PASSAGE:
+ + + +
Le Malawi n'est que le début : Comment Israël a changé le récit politique de tout un continent.
Article originel :  Malawi is Just the Beginning: How Israel Changed the Political Narrative of an Entire Continent
Par Clinton Nzala
MintPress News

La cause palestinienne était au cœur du programme de nombreux partis politiques africains dans les années 1970 et 1980. Au cours des trois dernières décennies, cependant, elle a été reléguée en marge du discours politique, à l'exception d'une poignée de pays du continent.
+ + + +
ENTRÉES FOURNIES:

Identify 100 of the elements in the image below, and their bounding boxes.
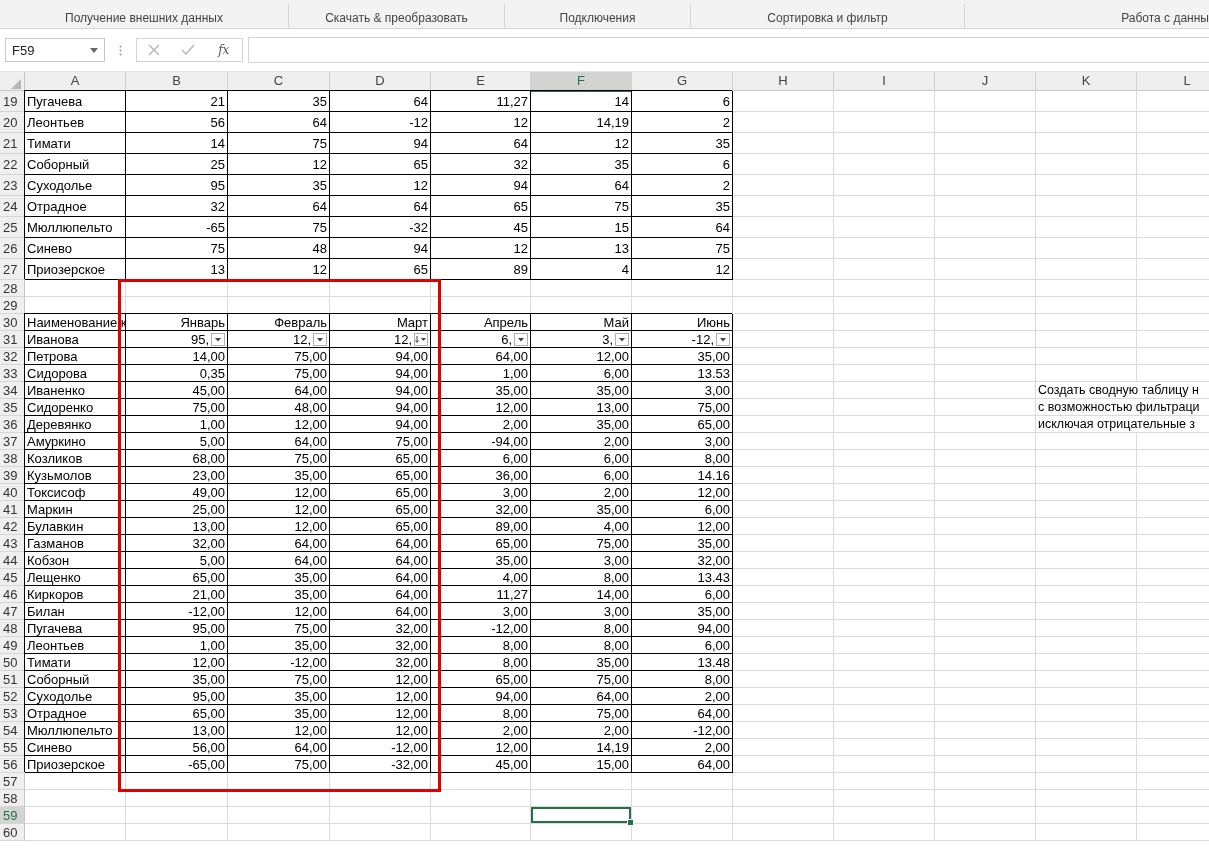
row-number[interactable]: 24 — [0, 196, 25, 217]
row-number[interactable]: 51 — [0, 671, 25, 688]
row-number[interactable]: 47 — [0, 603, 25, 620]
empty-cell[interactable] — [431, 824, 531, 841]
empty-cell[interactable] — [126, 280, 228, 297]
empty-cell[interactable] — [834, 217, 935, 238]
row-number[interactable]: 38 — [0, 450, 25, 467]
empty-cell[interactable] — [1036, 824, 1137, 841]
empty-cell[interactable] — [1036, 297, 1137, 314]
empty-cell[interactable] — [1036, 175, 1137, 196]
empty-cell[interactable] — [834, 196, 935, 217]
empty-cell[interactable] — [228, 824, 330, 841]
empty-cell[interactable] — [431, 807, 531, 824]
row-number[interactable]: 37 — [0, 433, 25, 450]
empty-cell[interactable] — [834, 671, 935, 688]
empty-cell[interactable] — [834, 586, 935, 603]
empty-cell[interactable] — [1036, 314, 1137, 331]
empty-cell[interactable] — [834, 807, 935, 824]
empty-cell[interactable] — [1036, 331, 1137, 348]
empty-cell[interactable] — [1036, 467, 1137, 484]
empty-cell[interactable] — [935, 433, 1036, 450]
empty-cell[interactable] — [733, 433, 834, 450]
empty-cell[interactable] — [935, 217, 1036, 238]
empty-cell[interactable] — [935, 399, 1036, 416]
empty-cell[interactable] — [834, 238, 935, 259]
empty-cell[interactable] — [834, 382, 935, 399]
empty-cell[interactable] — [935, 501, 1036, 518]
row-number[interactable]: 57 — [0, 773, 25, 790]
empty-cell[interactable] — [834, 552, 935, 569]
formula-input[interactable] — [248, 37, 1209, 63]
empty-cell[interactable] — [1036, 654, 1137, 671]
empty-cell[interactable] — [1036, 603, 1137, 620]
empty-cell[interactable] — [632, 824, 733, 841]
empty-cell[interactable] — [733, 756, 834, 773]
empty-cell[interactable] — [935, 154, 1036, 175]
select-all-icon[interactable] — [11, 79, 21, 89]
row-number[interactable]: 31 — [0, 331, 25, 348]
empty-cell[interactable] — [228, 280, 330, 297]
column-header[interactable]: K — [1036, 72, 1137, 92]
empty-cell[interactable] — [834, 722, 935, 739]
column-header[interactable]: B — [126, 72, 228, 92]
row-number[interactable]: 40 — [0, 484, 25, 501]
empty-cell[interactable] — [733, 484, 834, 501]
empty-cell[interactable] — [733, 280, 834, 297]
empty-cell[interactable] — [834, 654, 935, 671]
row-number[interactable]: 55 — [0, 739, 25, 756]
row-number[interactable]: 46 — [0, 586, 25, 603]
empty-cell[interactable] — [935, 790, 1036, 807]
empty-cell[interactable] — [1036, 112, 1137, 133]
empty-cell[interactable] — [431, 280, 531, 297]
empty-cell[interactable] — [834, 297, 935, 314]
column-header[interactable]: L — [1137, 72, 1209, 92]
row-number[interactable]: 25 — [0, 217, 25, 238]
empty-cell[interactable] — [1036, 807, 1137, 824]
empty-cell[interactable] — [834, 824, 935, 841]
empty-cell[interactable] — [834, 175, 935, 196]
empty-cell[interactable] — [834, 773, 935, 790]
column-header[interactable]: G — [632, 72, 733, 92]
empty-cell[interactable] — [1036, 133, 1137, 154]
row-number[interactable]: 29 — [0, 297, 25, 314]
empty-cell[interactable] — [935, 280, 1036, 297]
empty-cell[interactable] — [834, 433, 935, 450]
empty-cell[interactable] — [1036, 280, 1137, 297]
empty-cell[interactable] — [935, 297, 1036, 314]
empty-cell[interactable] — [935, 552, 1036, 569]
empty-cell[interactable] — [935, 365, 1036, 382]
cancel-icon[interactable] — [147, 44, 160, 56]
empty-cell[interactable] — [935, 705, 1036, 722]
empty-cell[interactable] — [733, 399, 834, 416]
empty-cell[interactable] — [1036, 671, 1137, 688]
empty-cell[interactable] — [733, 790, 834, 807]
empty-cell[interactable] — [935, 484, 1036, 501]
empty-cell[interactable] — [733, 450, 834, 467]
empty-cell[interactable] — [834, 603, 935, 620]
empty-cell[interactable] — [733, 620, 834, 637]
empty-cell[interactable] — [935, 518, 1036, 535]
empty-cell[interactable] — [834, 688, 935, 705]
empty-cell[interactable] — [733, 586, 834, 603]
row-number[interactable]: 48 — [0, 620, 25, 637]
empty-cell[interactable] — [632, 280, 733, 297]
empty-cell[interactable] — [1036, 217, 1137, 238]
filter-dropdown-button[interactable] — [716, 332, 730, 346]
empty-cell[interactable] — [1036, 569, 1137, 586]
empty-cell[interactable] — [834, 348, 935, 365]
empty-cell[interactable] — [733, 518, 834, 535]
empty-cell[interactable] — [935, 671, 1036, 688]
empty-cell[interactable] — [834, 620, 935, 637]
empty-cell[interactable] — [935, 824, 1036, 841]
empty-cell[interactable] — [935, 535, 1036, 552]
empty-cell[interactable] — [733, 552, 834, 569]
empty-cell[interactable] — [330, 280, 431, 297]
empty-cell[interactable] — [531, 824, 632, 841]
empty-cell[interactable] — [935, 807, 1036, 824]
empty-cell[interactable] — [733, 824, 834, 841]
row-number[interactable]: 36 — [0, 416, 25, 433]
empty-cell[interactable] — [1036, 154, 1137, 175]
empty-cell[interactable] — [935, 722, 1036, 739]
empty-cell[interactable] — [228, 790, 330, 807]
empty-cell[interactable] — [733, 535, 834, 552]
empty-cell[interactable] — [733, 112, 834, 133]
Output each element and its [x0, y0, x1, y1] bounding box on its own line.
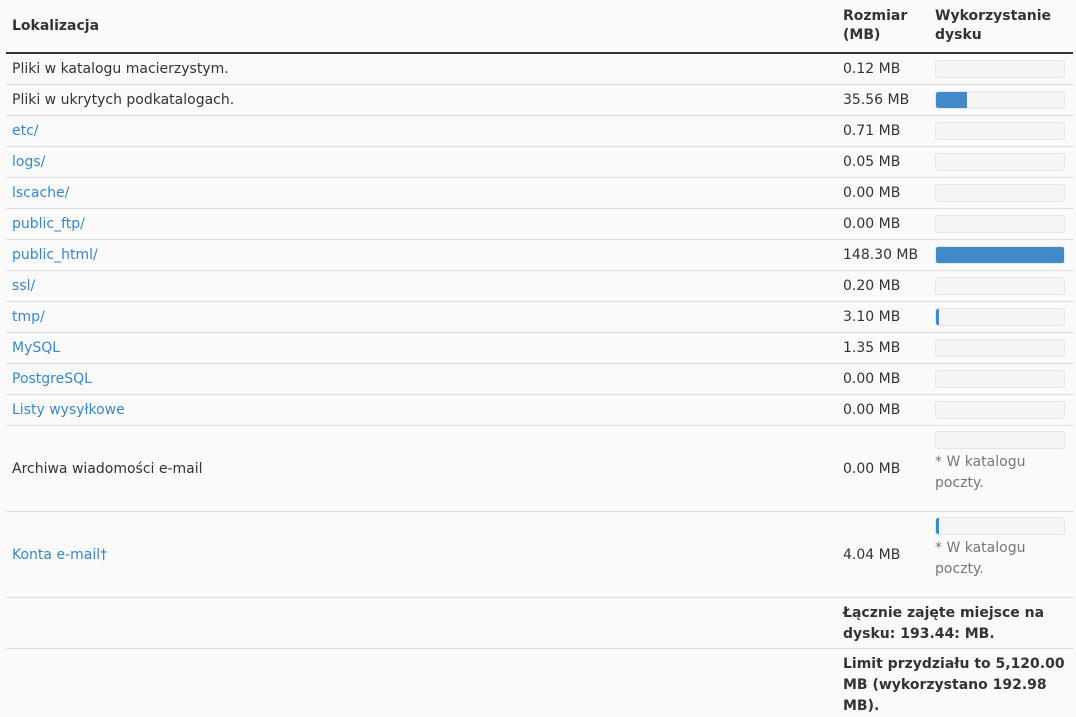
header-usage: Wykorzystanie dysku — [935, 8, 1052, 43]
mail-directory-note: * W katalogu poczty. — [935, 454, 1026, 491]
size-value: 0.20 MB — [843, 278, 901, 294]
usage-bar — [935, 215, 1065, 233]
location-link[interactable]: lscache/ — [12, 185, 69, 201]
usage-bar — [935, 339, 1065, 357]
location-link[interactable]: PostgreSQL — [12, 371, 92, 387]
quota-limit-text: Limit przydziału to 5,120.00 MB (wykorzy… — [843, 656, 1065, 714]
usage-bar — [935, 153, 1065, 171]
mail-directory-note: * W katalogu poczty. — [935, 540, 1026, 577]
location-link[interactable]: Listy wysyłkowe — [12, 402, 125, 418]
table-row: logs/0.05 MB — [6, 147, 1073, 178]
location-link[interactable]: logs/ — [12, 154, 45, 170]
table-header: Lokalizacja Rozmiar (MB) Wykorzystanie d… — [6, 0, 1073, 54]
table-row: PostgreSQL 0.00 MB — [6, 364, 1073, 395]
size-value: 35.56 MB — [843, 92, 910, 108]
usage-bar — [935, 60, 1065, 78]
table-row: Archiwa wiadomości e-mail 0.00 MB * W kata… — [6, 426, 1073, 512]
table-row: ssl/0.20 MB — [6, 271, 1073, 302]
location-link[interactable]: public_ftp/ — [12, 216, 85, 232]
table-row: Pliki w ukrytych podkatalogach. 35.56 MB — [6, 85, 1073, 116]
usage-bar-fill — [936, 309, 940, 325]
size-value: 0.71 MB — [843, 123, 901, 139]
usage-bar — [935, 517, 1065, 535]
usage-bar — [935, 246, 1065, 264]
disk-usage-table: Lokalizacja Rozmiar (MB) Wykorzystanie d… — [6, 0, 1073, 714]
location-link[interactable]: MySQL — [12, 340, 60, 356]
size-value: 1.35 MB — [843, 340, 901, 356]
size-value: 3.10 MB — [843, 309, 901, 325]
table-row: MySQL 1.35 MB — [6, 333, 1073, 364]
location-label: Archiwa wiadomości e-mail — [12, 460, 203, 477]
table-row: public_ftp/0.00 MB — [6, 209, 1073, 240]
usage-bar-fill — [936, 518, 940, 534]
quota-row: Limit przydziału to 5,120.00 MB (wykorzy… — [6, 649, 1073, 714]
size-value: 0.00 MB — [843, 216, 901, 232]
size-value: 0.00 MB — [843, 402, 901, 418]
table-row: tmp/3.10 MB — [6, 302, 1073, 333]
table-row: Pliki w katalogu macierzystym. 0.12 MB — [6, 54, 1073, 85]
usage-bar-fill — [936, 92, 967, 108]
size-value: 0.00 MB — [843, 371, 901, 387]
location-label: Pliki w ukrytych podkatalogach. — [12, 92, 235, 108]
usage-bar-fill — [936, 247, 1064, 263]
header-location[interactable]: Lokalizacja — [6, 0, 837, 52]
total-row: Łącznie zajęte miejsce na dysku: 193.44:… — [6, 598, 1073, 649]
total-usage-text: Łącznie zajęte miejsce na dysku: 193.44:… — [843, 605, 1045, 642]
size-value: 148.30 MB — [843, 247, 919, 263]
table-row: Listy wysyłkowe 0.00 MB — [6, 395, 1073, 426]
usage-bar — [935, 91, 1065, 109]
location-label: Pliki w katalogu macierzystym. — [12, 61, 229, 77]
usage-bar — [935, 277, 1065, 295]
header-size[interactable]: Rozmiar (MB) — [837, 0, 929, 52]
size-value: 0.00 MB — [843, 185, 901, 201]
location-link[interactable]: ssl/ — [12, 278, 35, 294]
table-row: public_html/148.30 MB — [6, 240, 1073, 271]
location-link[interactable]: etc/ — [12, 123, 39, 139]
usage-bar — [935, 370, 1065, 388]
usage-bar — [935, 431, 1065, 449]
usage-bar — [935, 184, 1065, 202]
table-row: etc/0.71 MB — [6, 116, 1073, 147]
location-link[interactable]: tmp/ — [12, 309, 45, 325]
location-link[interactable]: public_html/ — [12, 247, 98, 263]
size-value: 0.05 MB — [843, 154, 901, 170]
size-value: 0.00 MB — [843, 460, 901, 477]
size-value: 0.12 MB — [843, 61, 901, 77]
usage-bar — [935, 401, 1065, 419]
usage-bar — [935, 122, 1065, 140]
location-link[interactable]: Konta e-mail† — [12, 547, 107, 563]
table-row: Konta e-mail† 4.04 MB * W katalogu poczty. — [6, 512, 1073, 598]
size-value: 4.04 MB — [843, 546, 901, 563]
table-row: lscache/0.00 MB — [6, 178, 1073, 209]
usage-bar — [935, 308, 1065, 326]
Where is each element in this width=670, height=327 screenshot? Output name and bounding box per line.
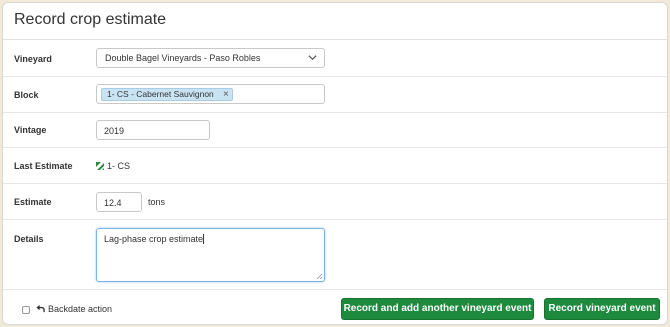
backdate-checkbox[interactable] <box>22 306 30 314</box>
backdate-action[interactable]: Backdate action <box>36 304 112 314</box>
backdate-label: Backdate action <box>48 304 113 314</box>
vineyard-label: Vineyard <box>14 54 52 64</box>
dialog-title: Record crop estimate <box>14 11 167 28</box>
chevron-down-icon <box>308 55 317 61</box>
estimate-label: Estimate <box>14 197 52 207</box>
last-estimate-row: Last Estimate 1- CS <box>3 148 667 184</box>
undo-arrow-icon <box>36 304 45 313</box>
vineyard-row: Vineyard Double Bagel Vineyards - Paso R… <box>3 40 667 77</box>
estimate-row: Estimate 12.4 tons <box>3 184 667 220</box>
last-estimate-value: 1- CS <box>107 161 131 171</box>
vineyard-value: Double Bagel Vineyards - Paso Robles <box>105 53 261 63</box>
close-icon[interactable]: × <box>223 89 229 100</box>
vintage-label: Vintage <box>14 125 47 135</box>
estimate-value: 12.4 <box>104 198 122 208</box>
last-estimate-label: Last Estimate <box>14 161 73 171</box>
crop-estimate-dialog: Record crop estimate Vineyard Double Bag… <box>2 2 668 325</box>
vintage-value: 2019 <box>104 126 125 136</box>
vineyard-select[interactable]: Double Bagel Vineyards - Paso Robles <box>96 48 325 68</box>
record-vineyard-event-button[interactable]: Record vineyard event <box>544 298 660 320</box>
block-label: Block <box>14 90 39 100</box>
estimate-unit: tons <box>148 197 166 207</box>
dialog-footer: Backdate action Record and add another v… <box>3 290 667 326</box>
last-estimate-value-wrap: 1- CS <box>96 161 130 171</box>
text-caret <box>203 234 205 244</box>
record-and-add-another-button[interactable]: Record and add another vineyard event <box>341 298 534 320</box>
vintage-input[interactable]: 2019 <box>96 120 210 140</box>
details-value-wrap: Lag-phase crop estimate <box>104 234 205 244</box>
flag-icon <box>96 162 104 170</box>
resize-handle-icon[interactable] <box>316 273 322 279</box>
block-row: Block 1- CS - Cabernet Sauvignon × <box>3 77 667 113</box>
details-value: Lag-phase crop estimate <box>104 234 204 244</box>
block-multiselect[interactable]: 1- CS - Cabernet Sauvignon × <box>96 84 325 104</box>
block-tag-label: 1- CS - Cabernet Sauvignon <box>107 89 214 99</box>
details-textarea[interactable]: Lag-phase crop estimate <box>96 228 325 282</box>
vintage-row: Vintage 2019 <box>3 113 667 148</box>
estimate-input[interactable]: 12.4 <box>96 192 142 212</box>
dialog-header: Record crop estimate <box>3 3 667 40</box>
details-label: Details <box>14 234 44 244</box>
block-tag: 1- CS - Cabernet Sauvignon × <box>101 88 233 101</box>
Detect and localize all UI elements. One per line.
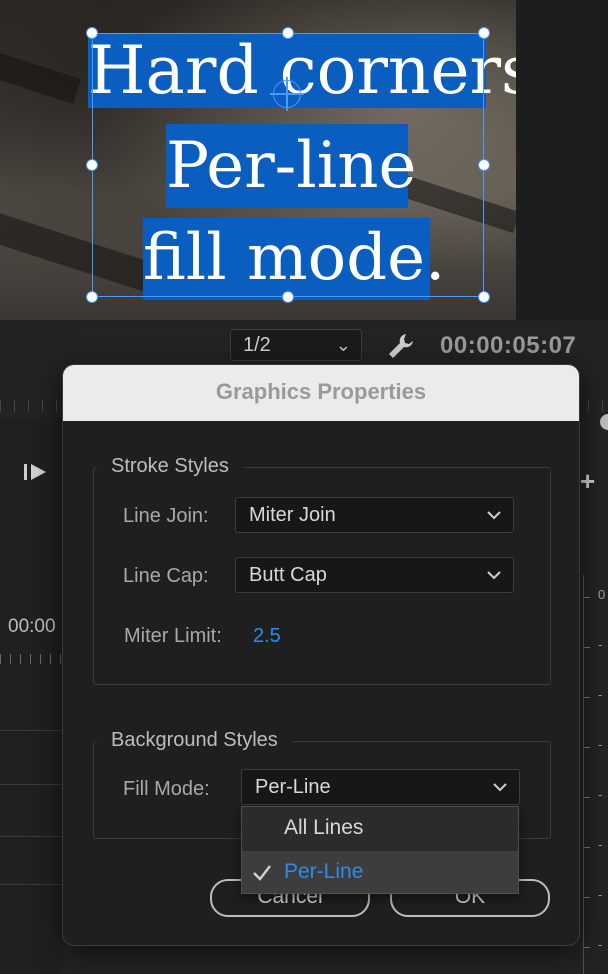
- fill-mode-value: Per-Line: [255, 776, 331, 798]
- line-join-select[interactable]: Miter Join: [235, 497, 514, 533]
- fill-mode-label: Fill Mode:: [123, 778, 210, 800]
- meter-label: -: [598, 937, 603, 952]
+ + + +
CONSIGNES:
1. Traduisez en anglais la phrase suivante du passage : « La cause palestinienne était au cœur du programme de nombreux partis politiques africains dans les années 1970 et 1980. »
2. Répondez brièvement aux questions suivantes d'après le passage :
(a) Qui est l'auteur de l'article ?
(b) Sous quel nom de média l'article est-il présenté ?
(c) Sur quelle période la cause palestinienne a-t-elle été reléguée en marge du discours politique ?
3. Extrayez du passage l'extrait allant de « La cause palestinienne » jusqu'à « pays du continent. » inclus.

RÉPONSES PAR CONSIGNE:
1. The Palestinian cause was at the heart of the platforms of many African political parties in the 1970s and 1980s.

2.
(a) Clinton Nzala.
(b) MintPress News.
(c) Au cours des trois dernières décennies.

3.
La cause palestinienne était au cœur du programme de nombreux partis politiques africains dans les années 1970 et 1980. Au cours des trois dernières décennies, cependant, elle a été reléguée en marge du discours politique, à l'exception d'une poignée de pays du continent.